--- Entries provided Enclosed Below ---
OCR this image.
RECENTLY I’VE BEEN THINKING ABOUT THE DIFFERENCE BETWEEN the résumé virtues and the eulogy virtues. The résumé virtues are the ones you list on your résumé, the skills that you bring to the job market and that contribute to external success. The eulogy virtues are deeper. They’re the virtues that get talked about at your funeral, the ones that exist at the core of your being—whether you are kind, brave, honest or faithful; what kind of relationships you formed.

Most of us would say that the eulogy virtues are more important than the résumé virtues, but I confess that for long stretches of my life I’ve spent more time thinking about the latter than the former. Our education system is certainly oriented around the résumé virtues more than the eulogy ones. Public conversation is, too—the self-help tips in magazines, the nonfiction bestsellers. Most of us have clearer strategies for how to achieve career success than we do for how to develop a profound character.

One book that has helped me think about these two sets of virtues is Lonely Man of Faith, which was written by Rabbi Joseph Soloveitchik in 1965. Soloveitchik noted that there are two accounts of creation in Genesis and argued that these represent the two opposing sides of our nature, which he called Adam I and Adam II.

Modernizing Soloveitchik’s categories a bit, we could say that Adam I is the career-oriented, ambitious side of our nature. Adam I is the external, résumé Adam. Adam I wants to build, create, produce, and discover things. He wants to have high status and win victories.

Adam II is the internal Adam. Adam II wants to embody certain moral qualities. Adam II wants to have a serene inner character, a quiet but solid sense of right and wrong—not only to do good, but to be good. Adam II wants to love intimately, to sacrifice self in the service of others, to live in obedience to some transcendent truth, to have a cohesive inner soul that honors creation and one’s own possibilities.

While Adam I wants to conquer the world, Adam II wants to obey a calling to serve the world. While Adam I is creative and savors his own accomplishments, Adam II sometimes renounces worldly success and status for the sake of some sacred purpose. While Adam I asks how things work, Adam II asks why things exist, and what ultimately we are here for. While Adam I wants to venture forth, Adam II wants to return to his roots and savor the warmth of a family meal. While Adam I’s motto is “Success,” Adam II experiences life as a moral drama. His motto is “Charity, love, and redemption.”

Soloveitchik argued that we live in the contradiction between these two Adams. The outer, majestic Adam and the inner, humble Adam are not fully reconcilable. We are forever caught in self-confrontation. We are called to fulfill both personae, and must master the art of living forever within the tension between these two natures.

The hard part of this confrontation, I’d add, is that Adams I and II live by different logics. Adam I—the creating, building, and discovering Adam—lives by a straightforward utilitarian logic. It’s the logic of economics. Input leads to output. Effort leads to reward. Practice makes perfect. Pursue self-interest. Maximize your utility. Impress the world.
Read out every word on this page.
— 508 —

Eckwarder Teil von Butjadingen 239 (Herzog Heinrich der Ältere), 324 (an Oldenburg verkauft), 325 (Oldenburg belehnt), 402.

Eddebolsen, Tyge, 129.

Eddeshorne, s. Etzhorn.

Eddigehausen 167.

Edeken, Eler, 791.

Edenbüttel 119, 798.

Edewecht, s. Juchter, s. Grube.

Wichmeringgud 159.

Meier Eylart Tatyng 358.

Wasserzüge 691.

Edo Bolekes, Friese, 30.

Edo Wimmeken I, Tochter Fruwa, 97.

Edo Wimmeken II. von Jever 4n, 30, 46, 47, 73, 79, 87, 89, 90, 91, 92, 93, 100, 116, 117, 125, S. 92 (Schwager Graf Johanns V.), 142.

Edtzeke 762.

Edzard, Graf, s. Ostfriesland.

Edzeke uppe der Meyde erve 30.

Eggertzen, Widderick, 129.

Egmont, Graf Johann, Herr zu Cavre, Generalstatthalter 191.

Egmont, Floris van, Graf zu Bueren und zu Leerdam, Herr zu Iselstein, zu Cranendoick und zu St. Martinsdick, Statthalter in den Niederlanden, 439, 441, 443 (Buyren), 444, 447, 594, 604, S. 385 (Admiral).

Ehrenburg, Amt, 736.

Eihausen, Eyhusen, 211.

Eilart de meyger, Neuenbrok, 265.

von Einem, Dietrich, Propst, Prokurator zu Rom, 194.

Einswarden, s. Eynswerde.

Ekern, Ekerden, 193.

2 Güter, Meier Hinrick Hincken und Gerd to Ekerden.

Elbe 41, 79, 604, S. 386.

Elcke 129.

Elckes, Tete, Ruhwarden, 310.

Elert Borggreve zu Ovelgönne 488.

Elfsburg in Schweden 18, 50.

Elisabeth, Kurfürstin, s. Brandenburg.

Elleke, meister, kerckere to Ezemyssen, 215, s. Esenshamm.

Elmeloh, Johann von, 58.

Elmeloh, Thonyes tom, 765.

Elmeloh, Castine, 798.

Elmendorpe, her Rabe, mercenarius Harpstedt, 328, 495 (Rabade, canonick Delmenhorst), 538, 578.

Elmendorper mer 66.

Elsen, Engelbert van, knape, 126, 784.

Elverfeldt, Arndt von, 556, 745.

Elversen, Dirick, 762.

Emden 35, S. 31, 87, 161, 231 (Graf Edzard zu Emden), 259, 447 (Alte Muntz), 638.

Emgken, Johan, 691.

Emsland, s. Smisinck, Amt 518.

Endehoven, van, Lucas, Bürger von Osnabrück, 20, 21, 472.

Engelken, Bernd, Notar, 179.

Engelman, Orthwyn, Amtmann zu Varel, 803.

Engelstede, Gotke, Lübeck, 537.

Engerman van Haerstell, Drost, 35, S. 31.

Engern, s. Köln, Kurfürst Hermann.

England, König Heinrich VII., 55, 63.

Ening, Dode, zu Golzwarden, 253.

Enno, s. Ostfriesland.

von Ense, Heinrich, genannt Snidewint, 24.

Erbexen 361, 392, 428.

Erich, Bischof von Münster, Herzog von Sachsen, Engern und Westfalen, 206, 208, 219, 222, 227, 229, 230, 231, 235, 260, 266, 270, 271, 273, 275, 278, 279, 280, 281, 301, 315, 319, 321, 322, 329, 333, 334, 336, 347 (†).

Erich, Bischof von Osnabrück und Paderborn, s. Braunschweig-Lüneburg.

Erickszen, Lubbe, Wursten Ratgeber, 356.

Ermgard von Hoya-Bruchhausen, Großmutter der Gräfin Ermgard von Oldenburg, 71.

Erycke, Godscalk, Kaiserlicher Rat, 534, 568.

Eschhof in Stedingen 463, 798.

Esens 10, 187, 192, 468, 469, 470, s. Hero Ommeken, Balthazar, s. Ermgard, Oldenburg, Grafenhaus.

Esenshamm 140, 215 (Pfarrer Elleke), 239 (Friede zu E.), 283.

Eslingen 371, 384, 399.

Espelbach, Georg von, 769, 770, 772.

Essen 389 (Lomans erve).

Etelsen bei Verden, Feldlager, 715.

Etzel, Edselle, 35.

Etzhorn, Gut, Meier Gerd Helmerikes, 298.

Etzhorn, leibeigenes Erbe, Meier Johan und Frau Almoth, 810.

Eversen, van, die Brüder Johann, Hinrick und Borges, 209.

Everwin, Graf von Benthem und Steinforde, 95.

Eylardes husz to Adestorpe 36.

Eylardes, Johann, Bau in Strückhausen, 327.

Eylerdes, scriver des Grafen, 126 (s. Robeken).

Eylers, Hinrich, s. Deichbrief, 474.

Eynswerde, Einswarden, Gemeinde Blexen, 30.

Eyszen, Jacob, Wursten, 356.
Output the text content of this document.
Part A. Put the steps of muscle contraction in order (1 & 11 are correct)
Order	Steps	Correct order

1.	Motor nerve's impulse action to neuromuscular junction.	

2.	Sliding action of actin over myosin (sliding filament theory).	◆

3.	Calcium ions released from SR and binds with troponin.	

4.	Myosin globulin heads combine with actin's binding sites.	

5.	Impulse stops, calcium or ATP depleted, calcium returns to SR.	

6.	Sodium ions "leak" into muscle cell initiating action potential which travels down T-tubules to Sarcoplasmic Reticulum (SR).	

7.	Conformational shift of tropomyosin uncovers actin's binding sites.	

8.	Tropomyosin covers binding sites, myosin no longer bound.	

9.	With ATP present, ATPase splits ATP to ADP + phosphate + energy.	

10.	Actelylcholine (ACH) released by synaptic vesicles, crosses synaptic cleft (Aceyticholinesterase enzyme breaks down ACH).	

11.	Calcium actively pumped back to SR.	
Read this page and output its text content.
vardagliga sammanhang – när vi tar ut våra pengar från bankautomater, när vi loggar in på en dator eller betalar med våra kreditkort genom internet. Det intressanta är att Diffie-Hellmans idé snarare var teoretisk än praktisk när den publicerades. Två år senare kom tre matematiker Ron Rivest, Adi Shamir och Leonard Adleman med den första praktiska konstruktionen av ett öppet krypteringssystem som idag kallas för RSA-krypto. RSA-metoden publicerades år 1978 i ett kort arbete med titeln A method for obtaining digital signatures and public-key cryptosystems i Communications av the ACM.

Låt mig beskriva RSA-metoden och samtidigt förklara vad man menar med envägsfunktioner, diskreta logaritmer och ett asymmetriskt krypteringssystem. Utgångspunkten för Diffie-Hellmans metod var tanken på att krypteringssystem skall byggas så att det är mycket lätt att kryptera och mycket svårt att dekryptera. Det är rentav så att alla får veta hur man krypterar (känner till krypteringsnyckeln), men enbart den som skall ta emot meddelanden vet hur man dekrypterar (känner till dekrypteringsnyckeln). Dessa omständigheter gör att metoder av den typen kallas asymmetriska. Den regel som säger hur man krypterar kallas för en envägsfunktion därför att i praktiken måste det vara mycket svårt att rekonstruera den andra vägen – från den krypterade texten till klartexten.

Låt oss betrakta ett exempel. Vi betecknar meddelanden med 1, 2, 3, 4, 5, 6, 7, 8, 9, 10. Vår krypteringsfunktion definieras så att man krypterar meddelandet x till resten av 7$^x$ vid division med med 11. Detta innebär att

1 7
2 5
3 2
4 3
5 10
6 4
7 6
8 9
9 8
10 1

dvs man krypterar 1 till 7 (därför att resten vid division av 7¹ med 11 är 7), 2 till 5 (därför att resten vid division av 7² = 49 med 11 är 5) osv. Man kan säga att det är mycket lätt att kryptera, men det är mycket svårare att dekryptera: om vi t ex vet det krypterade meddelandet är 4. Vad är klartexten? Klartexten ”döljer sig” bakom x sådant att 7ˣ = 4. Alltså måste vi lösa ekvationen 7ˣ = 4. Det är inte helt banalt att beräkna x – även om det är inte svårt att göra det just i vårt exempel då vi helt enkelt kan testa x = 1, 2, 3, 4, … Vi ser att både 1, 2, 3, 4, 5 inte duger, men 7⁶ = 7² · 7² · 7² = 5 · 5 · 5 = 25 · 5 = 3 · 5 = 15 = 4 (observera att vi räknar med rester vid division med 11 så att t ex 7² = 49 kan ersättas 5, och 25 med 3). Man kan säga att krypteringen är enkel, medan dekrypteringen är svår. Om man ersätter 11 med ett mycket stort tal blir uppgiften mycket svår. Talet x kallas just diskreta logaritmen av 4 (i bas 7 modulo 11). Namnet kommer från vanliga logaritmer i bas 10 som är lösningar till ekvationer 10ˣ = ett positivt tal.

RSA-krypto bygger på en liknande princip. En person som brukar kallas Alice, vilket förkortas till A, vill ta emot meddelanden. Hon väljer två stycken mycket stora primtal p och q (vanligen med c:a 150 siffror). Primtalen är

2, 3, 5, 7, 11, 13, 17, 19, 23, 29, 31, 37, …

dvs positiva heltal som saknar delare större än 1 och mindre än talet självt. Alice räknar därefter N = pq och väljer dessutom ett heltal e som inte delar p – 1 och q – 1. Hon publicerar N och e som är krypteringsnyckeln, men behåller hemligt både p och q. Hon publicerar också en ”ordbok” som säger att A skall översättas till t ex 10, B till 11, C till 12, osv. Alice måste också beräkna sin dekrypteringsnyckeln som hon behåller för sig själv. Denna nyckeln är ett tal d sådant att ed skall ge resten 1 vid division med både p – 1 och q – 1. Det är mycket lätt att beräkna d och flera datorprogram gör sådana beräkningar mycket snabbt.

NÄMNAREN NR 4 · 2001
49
--- End of Enclosed Entries provided ---
What needs to be done >>
Find the count of lines in the data above where the string "Herr" occurs. Provide that number alone.

Exercise solution >>
2